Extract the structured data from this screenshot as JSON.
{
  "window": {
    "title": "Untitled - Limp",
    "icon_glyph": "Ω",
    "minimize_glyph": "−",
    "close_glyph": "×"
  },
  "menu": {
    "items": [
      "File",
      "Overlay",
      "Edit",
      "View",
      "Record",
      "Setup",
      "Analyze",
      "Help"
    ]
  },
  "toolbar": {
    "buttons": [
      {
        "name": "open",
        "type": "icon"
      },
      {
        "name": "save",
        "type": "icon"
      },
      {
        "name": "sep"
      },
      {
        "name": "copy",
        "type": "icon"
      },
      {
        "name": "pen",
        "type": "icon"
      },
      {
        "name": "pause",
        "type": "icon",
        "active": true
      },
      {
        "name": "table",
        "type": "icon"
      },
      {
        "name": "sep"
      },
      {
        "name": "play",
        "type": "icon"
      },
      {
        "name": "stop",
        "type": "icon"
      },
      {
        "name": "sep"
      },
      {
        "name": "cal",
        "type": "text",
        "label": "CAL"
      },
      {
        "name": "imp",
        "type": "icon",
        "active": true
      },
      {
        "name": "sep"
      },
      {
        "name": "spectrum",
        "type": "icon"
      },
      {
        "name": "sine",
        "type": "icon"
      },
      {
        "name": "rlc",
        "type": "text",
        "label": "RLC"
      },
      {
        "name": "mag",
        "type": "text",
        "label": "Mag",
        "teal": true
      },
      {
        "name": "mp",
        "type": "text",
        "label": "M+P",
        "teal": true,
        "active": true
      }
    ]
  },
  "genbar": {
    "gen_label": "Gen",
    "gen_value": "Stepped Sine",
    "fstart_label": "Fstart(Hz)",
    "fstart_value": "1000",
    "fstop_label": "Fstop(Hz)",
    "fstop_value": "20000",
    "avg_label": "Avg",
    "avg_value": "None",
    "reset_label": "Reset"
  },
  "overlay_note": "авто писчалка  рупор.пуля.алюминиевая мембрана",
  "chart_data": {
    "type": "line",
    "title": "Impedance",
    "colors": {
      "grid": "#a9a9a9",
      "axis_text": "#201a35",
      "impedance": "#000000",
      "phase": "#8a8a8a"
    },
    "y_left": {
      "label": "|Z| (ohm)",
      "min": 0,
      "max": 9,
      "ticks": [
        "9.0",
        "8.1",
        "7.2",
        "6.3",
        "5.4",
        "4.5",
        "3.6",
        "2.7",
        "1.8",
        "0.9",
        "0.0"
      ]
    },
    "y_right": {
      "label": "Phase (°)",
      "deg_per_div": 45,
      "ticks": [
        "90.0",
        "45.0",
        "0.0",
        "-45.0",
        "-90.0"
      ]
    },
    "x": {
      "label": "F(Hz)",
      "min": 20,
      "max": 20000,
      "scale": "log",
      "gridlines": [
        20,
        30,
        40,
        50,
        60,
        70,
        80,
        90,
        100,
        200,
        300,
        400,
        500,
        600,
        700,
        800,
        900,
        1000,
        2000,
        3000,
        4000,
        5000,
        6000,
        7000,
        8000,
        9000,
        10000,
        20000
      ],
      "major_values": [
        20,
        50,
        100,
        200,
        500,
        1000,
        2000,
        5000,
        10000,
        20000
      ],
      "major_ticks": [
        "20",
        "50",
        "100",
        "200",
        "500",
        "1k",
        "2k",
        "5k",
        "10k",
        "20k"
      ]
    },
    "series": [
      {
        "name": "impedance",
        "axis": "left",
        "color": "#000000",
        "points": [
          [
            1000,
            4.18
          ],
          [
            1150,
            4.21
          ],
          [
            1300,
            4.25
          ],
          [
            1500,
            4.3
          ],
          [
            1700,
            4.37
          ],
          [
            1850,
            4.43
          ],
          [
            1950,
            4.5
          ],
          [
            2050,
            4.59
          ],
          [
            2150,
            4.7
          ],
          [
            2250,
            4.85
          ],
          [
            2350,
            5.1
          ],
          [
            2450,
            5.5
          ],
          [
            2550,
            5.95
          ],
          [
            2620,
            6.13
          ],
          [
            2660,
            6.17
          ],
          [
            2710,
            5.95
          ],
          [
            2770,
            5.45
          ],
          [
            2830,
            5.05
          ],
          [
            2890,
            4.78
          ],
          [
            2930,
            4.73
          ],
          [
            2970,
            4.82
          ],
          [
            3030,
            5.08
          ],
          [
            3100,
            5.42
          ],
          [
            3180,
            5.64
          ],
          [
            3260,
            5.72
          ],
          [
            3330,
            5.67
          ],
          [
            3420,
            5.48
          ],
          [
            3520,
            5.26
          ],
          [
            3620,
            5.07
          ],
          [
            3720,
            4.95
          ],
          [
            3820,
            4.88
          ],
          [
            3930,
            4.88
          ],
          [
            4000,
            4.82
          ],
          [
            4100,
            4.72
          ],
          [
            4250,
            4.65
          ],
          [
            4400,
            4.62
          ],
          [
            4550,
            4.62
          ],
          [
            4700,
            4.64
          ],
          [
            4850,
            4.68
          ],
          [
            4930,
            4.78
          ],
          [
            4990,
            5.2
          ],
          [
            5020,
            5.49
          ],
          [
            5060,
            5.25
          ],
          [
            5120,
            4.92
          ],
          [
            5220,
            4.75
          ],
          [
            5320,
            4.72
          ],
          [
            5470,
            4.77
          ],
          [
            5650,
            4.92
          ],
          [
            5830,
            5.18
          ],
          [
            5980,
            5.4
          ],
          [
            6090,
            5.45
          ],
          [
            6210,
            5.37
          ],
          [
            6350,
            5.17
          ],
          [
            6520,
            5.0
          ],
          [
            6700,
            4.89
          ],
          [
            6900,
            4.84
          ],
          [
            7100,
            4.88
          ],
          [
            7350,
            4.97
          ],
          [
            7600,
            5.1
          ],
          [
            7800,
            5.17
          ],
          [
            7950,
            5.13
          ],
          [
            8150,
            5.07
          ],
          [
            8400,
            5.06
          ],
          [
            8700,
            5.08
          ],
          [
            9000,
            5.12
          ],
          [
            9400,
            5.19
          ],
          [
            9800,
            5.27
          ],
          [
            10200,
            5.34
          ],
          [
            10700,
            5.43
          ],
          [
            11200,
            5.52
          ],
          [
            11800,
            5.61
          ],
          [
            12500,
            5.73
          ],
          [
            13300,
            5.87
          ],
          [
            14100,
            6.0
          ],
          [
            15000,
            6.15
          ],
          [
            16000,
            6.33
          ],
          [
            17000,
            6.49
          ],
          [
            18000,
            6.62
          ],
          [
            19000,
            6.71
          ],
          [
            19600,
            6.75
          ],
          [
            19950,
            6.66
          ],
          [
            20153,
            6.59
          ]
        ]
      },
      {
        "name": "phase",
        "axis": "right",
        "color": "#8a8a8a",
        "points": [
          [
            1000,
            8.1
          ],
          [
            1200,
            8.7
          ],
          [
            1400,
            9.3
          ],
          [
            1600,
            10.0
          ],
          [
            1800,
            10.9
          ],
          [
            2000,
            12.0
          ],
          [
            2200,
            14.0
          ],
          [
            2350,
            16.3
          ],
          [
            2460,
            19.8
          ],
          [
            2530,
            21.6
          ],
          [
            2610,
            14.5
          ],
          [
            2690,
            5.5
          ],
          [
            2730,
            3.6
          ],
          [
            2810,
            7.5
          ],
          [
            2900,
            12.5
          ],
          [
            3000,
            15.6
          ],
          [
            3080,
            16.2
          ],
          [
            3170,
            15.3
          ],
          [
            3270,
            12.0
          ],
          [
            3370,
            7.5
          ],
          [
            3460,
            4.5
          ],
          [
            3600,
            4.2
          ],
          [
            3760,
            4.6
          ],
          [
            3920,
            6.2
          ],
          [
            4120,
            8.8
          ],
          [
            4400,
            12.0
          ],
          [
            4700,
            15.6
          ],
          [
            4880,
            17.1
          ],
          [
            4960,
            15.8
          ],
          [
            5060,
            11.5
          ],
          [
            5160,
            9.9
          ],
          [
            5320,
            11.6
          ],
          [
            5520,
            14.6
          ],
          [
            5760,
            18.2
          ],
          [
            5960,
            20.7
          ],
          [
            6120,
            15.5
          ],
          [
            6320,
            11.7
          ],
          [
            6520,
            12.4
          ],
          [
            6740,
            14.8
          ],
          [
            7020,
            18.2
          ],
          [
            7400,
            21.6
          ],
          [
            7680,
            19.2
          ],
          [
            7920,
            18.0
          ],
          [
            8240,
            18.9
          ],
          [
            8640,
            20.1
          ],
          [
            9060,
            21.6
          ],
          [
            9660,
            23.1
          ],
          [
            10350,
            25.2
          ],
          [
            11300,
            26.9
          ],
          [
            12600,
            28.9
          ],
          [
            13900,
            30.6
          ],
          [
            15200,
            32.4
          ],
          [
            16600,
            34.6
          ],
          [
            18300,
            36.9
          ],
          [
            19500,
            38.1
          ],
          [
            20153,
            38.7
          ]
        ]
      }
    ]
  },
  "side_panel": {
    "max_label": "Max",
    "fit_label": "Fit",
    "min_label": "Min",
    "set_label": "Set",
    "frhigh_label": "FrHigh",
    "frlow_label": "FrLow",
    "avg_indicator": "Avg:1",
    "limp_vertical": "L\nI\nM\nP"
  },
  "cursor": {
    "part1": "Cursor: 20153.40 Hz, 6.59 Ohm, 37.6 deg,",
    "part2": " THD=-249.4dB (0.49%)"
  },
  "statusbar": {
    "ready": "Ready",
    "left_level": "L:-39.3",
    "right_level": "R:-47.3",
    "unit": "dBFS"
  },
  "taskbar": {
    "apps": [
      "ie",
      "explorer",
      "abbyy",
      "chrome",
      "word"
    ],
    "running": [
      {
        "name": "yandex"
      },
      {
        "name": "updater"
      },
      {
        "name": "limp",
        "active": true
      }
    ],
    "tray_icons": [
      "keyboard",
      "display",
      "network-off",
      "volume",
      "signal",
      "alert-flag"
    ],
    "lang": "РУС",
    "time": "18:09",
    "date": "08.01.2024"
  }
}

• TASK TO CARRY OUT: Report how many lines in these entries contain "title". Answer with the number only.

• FINAL RESULT: 2